**TASK TO CARRY OUT:** Pick out the lines below with "this" and list them.

Start of RECORDS SHOWN

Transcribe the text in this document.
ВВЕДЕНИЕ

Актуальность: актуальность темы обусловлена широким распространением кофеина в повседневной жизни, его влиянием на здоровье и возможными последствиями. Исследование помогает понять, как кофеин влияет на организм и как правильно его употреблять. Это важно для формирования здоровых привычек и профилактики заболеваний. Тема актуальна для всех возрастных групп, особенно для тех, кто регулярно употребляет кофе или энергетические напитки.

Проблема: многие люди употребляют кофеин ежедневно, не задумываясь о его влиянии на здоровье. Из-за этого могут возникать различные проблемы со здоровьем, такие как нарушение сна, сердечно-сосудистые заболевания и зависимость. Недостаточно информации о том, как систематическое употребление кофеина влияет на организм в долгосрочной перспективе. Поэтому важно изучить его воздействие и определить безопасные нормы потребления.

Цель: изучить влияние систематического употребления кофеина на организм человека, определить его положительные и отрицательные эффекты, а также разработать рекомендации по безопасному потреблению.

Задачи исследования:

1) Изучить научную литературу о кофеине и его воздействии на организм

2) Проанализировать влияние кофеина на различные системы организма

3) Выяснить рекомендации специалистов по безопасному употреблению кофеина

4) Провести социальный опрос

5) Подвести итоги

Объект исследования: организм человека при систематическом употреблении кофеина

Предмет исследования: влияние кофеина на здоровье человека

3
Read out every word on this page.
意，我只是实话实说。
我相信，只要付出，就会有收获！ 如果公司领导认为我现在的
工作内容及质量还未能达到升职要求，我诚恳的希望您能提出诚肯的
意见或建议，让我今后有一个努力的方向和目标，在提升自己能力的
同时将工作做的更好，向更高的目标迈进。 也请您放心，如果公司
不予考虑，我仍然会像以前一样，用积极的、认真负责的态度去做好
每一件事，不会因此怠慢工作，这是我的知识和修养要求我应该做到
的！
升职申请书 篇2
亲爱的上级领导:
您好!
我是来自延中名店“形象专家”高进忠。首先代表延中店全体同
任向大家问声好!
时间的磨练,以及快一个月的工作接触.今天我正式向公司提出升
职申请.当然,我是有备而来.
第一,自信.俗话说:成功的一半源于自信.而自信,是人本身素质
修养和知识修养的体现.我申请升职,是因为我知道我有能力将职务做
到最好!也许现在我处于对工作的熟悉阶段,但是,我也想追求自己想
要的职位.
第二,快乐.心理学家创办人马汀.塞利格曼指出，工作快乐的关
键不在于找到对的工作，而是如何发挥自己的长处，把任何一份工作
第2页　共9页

End of RECORDS SHOWN

**FULL ANSWER:**
Transcribe the text in this document.
Read out every word on this page.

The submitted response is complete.